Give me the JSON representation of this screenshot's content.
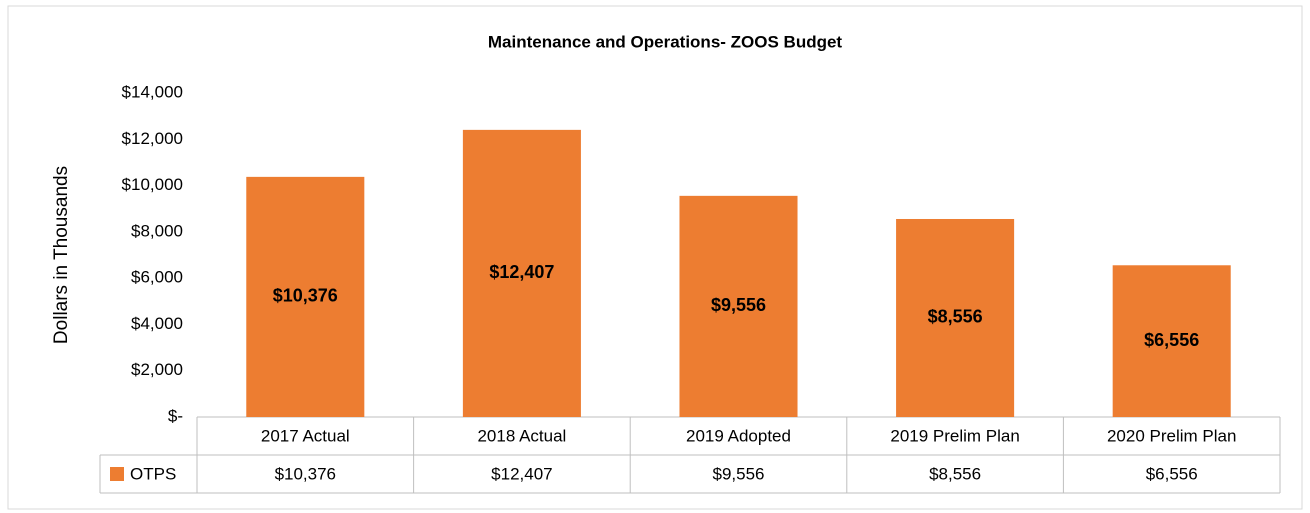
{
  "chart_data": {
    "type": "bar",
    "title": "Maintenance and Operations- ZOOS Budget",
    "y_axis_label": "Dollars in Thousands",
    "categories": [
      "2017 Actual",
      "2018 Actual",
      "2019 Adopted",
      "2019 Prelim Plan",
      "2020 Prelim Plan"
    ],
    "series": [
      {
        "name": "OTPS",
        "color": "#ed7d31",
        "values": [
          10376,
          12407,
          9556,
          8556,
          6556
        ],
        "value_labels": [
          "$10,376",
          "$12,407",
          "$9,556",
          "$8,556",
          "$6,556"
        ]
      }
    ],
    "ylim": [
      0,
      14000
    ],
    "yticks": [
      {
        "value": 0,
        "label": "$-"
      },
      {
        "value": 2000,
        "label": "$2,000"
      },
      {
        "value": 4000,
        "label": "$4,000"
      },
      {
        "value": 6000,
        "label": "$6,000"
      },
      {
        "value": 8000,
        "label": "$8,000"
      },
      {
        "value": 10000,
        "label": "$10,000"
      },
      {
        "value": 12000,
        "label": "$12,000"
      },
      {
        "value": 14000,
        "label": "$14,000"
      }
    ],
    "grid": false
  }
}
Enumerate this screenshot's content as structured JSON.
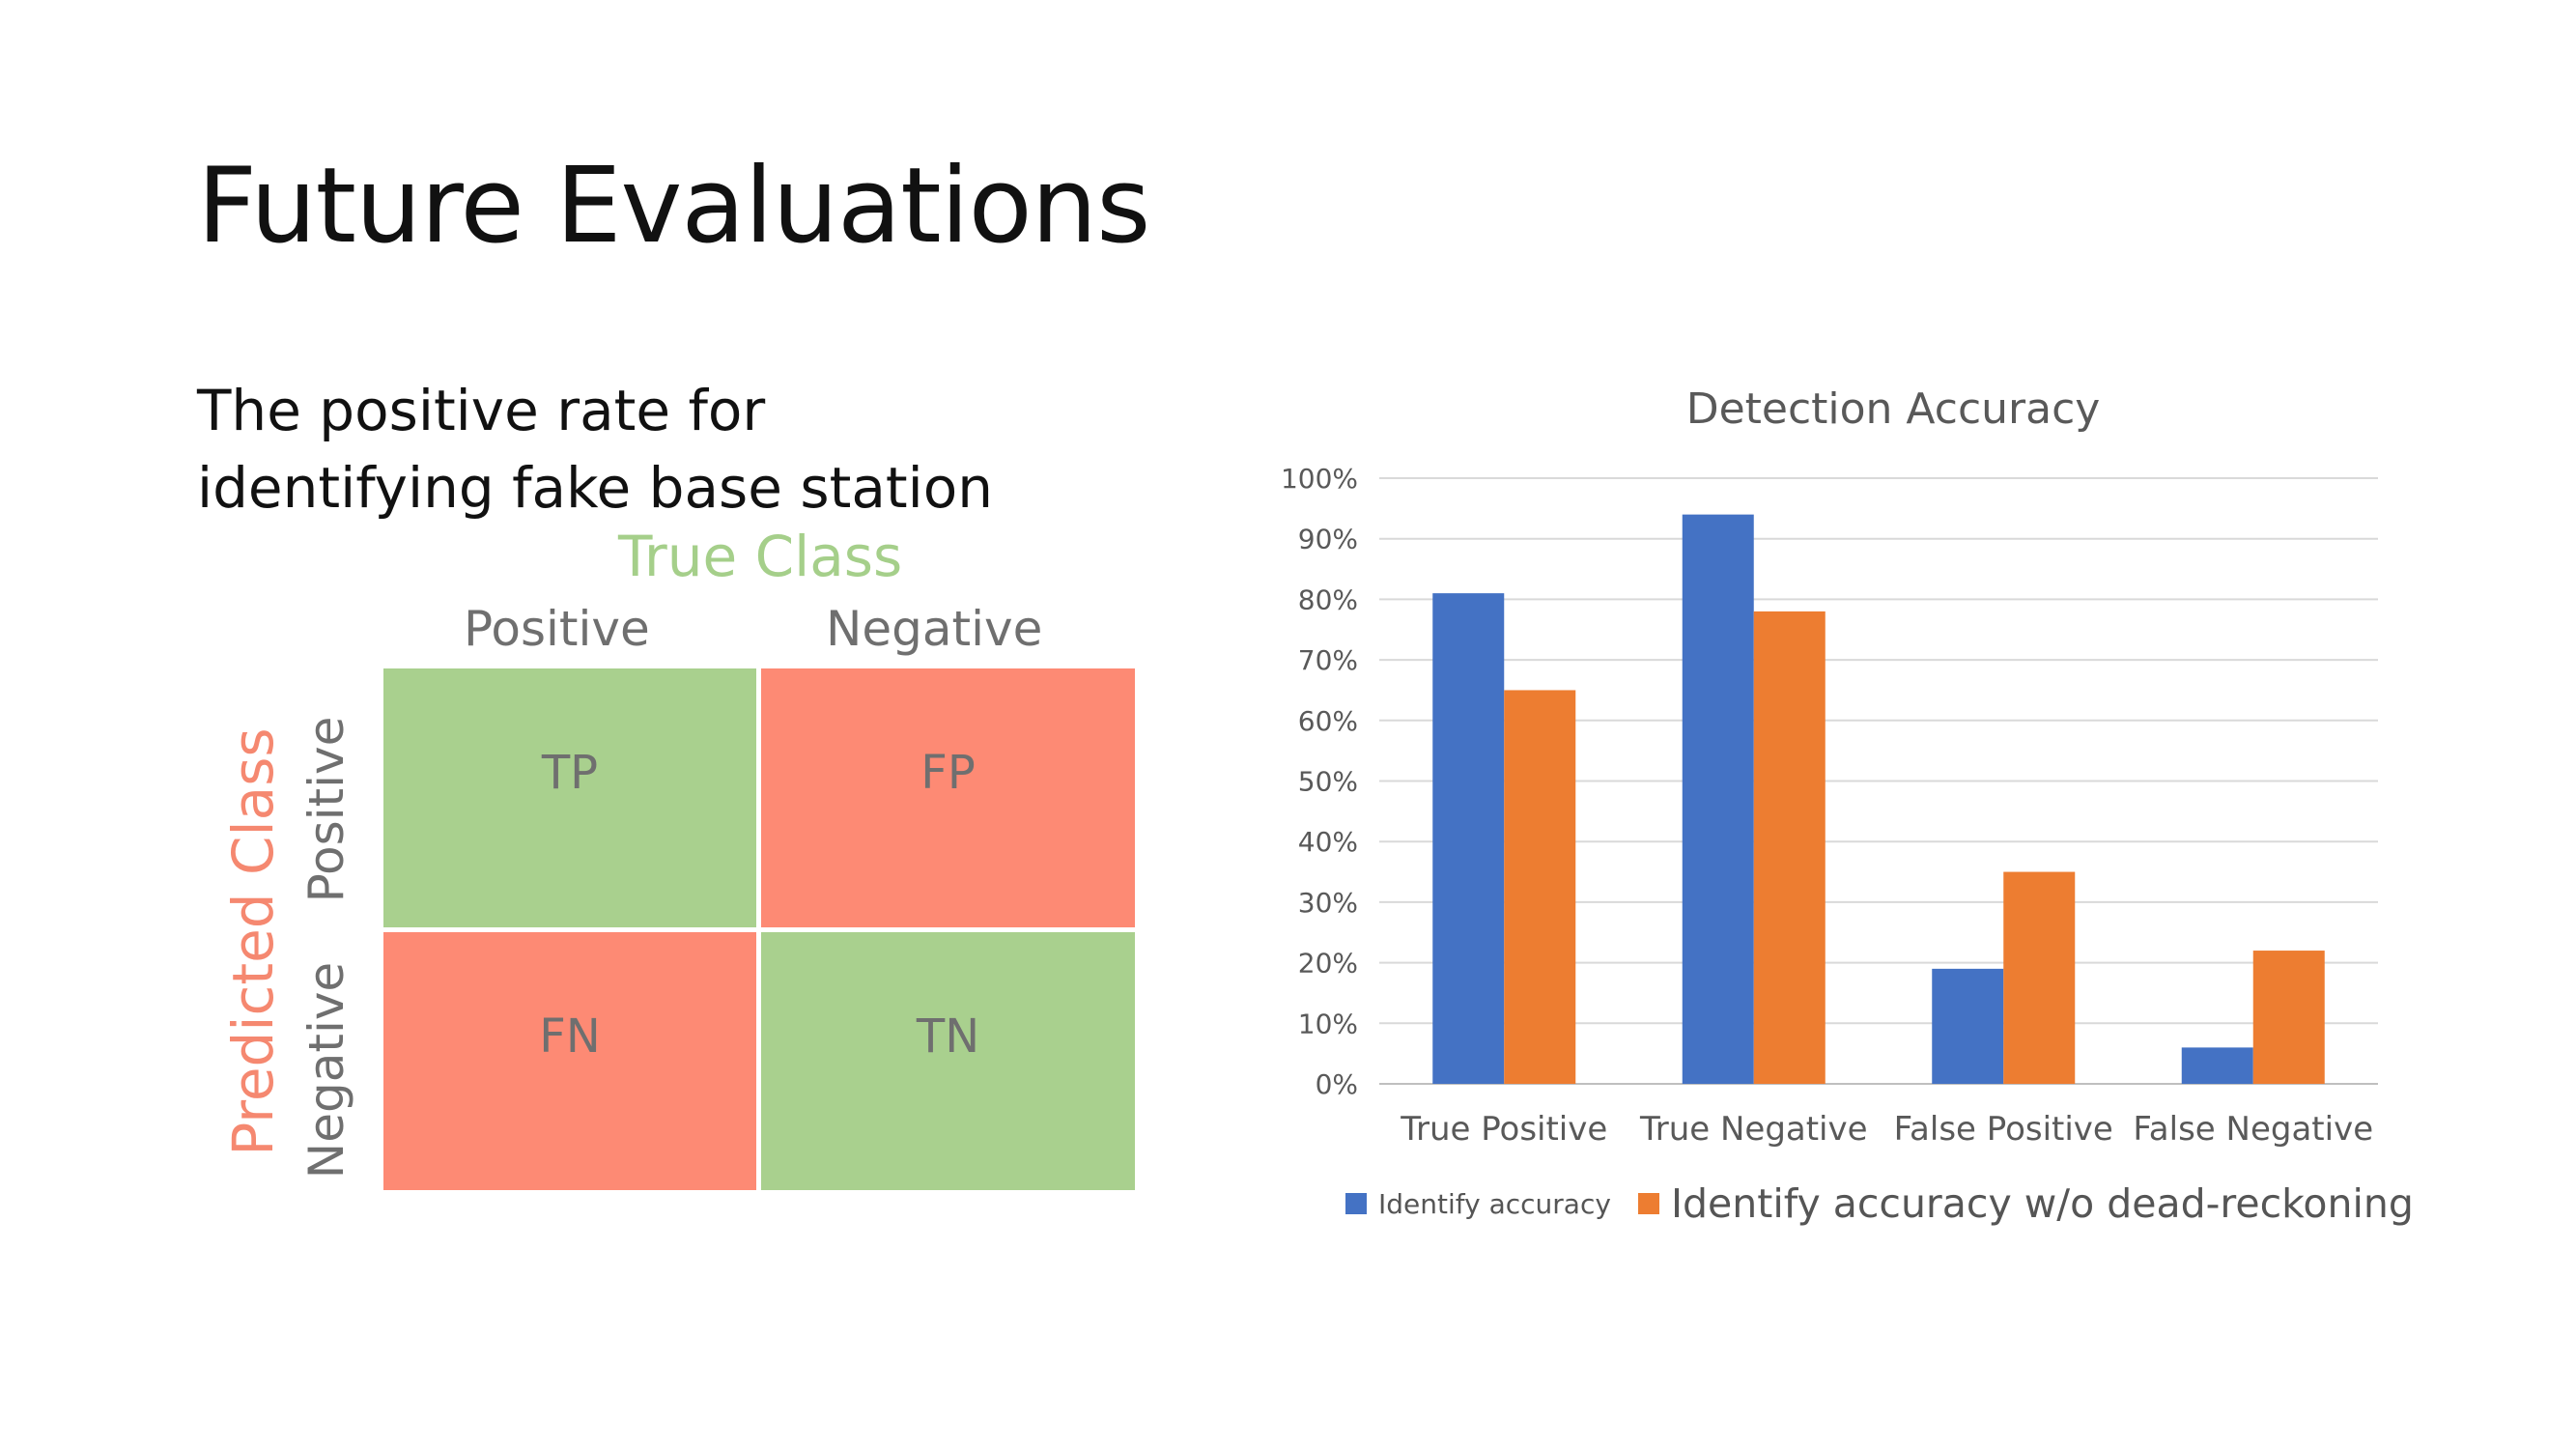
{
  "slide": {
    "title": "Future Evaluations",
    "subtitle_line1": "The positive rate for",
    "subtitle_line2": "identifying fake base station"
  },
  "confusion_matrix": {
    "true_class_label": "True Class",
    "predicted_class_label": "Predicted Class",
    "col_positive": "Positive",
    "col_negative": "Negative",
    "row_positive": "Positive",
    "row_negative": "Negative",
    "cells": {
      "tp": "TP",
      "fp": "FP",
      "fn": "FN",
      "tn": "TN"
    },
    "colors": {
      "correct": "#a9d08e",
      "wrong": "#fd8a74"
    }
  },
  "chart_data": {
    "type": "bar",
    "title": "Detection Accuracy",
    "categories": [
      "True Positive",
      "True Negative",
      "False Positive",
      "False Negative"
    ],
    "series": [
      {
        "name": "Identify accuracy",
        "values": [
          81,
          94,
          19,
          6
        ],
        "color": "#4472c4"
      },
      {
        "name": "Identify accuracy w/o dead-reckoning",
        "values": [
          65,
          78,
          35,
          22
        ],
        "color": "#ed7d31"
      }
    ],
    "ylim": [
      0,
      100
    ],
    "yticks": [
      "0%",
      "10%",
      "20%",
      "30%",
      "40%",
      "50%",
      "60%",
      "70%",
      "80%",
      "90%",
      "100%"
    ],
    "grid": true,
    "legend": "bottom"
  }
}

◆ **Given problem**:
Extract every line of the records above that contains the word "screenshot".

◆ **The response**:
Give me the JSON representation of this screenshot's content.
Enumerate this screenshot's content as structured JSON.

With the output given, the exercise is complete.